• _Records shown_:

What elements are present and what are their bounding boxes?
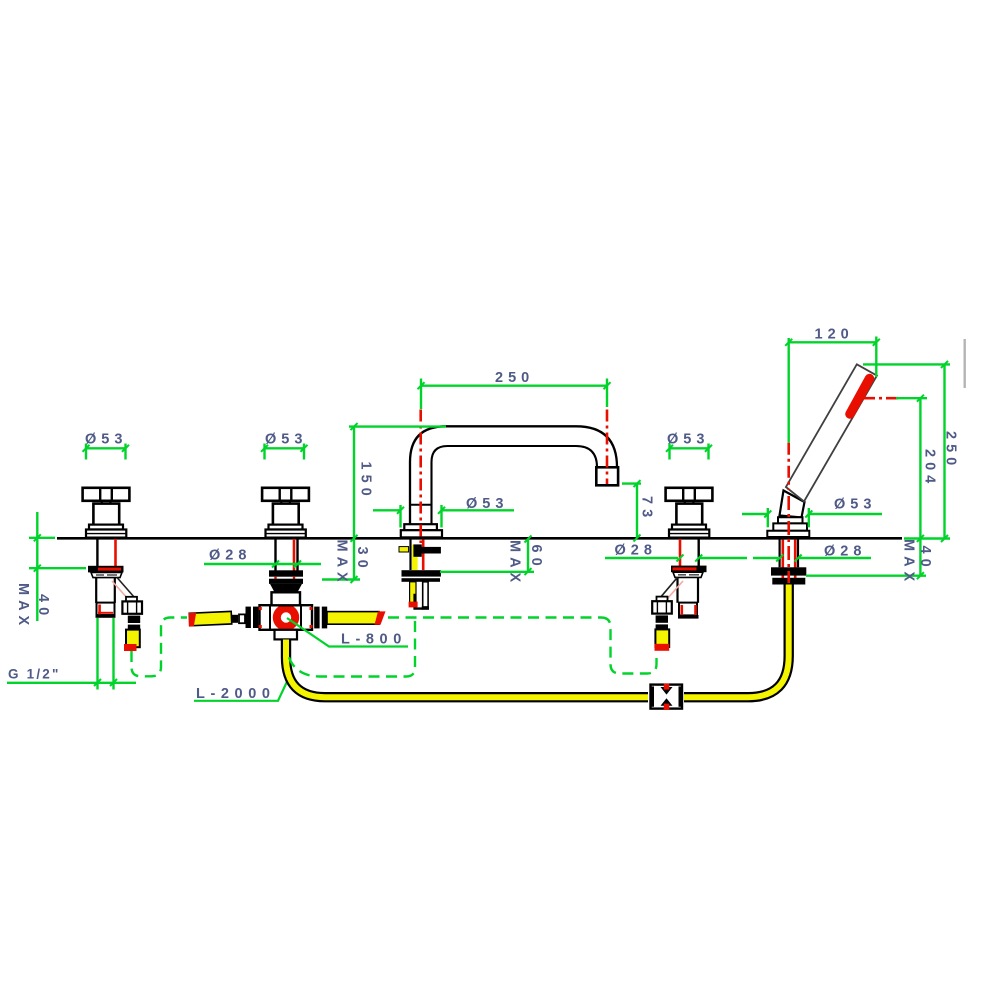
dimension Ø53 valve V2 bbox=[261, 432, 308, 460]
spout centerline left bbox=[419, 410, 422, 544]
svg-text:Ø53: Ø53 bbox=[466, 496, 508, 512]
tee red ring bbox=[277, 608, 295, 626]
valve V3 angled outlet bbox=[652, 577, 683, 651]
dashed hose route right corner bbox=[601, 618, 657, 674]
svg-text:250: 250 bbox=[495, 370, 534, 386]
valve V1 angled outlet bbox=[112, 578, 142, 652]
valve V2 shank below deck bbox=[276, 539, 298, 571]
dimension Ø53 hand shower bbox=[742, 497, 882, 528]
dimension G 1/2 bbox=[7, 618, 136, 690]
valve V3 body below nut bbox=[678, 577, 699, 618]
svg-text:Ø53: Ø53 bbox=[85, 432, 127, 448]
svg-text:40: 40 bbox=[35, 594, 51, 620]
hand shower wand bbox=[786, 364, 877, 501]
dimension MAX 40 left bbox=[15, 512, 86, 630]
svg-text:250: 250 bbox=[943, 431, 959, 470]
hose L-2000 bbox=[286, 640, 648, 698]
tee bottom outlet bbox=[275, 630, 298, 640]
svg-text:Ø28: Ø28 bbox=[209, 548, 251, 564]
svg-text:L-2000: L-2000 bbox=[196, 686, 276, 702]
svg-text:60: 60 bbox=[528, 545, 544, 571]
svg-text:150: 150 bbox=[358, 462, 374, 501]
svg-text:Ø53: Ø53 bbox=[834, 497, 876, 513]
svg-text:73: 73 bbox=[639, 496, 655, 522]
spout nozzle bbox=[596, 467, 618, 485]
gray artifact line top right bbox=[964, 339, 966, 388]
hose L-800 left segment bbox=[188, 611, 245, 626]
svg-text:Ø53: Ø53 bbox=[265, 432, 307, 448]
dimension 30 MAX spout bbox=[322, 540, 370, 587]
svg-text:MAX: MAX bbox=[507, 540, 523, 587]
svg-text:Ø53: Ø53 bbox=[667, 432, 709, 448]
dimension Ø28 valve V3 bbox=[605, 543, 747, 562]
spout flange bbox=[401, 524, 442, 537]
svg-text:Ø28: Ø28 bbox=[615, 543, 657, 559]
hand shower shank below deck bbox=[771, 540, 806, 585]
wand grip reference centerline bbox=[863, 397, 902, 400]
dimension Ø28 hand shower bbox=[753, 544, 871, 562]
dimension Ø53 valve V1 bbox=[83, 432, 130, 460]
svg-text:G 1/2": G 1/2" bbox=[8, 667, 61, 682]
hand shower centerline bbox=[788, 338, 790, 583]
dimension MAX 40 hand shower bbox=[806, 539, 933, 586]
svg-text:120: 120 bbox=[815, 327, 854, 343]
valve V2 handle bbox=[262, 488, 309, 538]
valve V1 locking nut bbox=[88, 566, 124, 578]
dimension Ø53 spout bbox=[373, 496, 514, 528]
valve V3 locking nut bbox=[671, 566, 707, 578]
hose hand shower bbox=[684, 584, 789, 697]
dimension Ø53 valve V3 bbox=[666, 432, 712, 460]
dashed hose route left bbox=[132, 618, 188, 677]
dimension 250 spout bbox=[418, 370, 611, 409]
deck reference line right bbox=[904, 537, 950, 539]
svg-text:MAX: MAX bbox=[334, 540, 350, 587]
dimension 120 bbox=[785, 327, 880, 378]
spout below-deck assembly bbox=[399, 540, 441, 610]
svg-text:40: 40 bbox=[917, 546, 933, 572]
spout centerline right bbox=[606, 410, 609, 485]
svg-text:204: 204 bbox=[922, 449, 938, 488]
svg-text:30: 30 bbox=[354, 547, 370, 573]
hand shower base cone bbox=[767, 491, 809, 538]
valve V1 shank below deck bbox=[97, 539, 115, 567]
valve V1 body below nut bbox=[96, 578, 116, 618]
tee diverter body bbox=[246, 605, 328, 630]
valve V2 locking nuts bbox=[269, 570, 303, 605]
svg-text:MAX: MAX bbox=[901, 539, 917, 586]
hose L-800 right segment bbox=[327, 611, 386, 624]
valve V3 handle bbox=[666, 488, 713, 538]
svg-text:MAX: MAX bbox=[15, 583, 31, 630]
svg-text:L-800: L-800 bbox=[341, 632, 407, 648]
dimension 204 bbox=[896, 395, 938, 576]
deck line bbox=[57, 537, 902, 540]
valve V3 shank below deck bbox=[680, 539, 699, 566]
spout tube bbox=[410, 426, 617, 524]
dimension 60 MAX spout bbox=[440, 536, 544, 588]
dashed drop from spout bbox=[289, 621, 416, 677]
dimension Ø28 valve V2 bbox=[204, 548, 321, 568]
hose connector union bbox=[650, 684, 683, 710]
dimension 250 right bbox=[863, 361, 959, 542]
label L-2000 bbox=[194, 680, 288, 702]
label L-800 bbox=[287, 618, 408, 648]
valve V1 handle bbox=[83, 488, 130, 538]
dimension 73 bbox=[622, 480, 655, 541]
dimension 150 spout bbox=[349, 423, 446, 579]
dashed hose route middle bbox=[388, 616, 601, 618]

• _Short problem_:
Repeat every one of the entries above word for word, leaving out the picture.

• _Output of the task_:
What elements are present and what are their bounding boxes?
dimension Ø53 valve V2 bbox=[261, 432, 308, 460]
spout centerline left bbox=[419, 410, 422, 544]
svg-text:Ø53: Ø53 bbox=[466, 496, 508, 512]
tee red ring bbox=[277, 608, 295, 626]
valve V3 angled outlet bbox=[652, 577, 683, 651]
dashed hose route right corner bbox=[601, 618, 657, 674]
svg-text:250: 250 bbox=[495, 370, 534, 386]
valve V1 angled outlet bbox=[112, 578, 142, 652]
valve V2 shank below deck bbox=[276, 539, 298, 571]
dimension Ø53 hand shower bbox=[742, 497, 882, 528]
dimension G 1/2 bbox=[7, 618, 136, 690]
valve V3 body below nut bbox=[678, 577, 699, 618]
svg-text:Ø53: Ø53 bbox=[85, 432, 127, 448]
svg-text:40: 40 bbox=[35, 594, 51, 620]
hand shower wand bbox=[786, 364, 877, 501]
dimension MAX 40 left bbox=[15, 512, 86, 630]
svg-text:250: 250 bbox=[943, 431, 959, 470]
hose L-2000 bbox=[286, 640, 648, 698]
tee bottom outlet bbox=[275, 630, 298, 640]
svg-text:Ø28: Ø28 bbox=[209, 548, 251, 564]
svg-text:L-2000: L-2000 bbox=[196, 686, 276, 702]
svg-text:60: 60 bbox=[528, 545, 544, 571]
svg-text:150: 150 bbox=[358, 462, 374, 501]
svg-text:Ø53: Ø53 bbox=[834, 497, 876, 513]
svg-text:73: 73 bbox=[639, 496, 655, 522]
spout nozzle bbox=[596, 467, 618, 485]
gray artifact line top right bbox=[964, 339, 966, 388]
hose L-800 left segment bbox=[188, 611, 245, 626]
svg-text:Ø53: Ø53 bbox=[265, 432, 307, 448]
dimension 30 MAX spout bbox=[322, 540, 370, 587]
svg-text:MAX: MAX bbox=[507, 540, 523, 587]
svg-text:Ø53: Ø53 bbox=[667, 432, 709, 448]
dimension Ø28 valve V3 bbox=[605, 543, 747, 562]
spout flange bbox=[401, 524, 442, 537]
svg-text:Ø28: Ø28 bbox=[615, 543, 657, 559]
hand shower shank below deck bbox=[771, 540, 806, 585]
wand grip reference centerline bbox=[863, 397, 902, 400]
dimension Ø28 hand shower bbox=[753, 544, 871, 562]
dimension Ø53 valve V1 bbox=[83, 432, 130, 460]
svg-text:G 1/2": G 1/2" bbox=[8, 667, 61, 682]
hand shower centerline bbox=[788, 338, 790, 583]
dimension MAX 40 hand shower bbox=[806, 539, 933, 586]
svg-text:120: 120 bbox=[815, 327, 854, 343]
valve V2 handle bbox=[262, 488, 309, 538]
valve V1 locking nut bbox=[88, 566, 124, 578]
dimension Ø53 spout bbox=[373, 496, 514, 528]
valve V3 locking nut bbox=[671, 566, 707, 578]
hose hand shower bbox=[684, 584, 789, 697]
dimension Ø53 valve V3 bbox=[666, 432, 712, 460]
dashed hose route left bbox=[132, 618, 188, 677]
dimension 250 spout bbox=[418, 370, 611, 409]
deck reference line right bbox=[904, 537, 950, 539]
svg-text:MAX: MAX bbox=[334, 540, 350, 587]
dimension 120 bbox=[785, 327, 880, 378]
spout below-deck assembly bbox=[399, 540, 441, 610]
svg-text:40: 40 bbox=[917, 546, 933, 572]
spout centerline right bbox=[606, 410, 609, 485]
svg-text:204: 204 bbox=[922, 449, 938, 488]
svg-text:30: 30 bbox=[354, 547, 370, 573]
hand shower base cone bbox=[767, 491, 809, 538]
valve V1 shank below deck bbox=[97, 539, 115, 567]
valve V1 body below nut bbox=[96, 578, 116, 618]
tee diverter body bbox=[246, 605, 328, 630]
valve V2 locking nuts bbox=[269, 570, 303, 605]
svg-text:MAX: MAX bbox=[901, 539, 917, 586]
hose L-800 right segment bbox=[327, 611, 386, 624]
valve V3 handle bbox=[666, 488, 713, 538]
svg-text:MAX: MAX bbox=[15, 583, 31, 630]
svg-text:L-800: L-800 bbox=[341, 632, 407, 648]
dimension 204 bbox=[896, 395, 938, 576]
deck line bbox=[57, 537, 902, 540]
valve V3 shank below deck bbox=[680, 539, 699, 566]
spout tube bbox=[410, 426, 617, 524]
dimension 60 MAX spout bbox=[440, 536, 544, 588]
dashed drop from spout bbox=[289, 621, 416, 677]
dimension Ø28 valve V2 bbox=[204, 548, 321, 568]
hose connector union bbox=[650, 684, 683, 710]
dimension 250 right bbox=[863, 361, 959, 542]
label L-2000 bbox=[194, 680, 288, 702]
label L-800 bbox=[287, 618, 408, 648]
valve V1 handle bbox=[83, 488, 130, 538]
dimension 73 bbox=[622, 480, 655, 541]
dimension 150 spout bbox=[349, 423, 446, 579]
dashed hose route middle bbox=[388, 616, 601, 618]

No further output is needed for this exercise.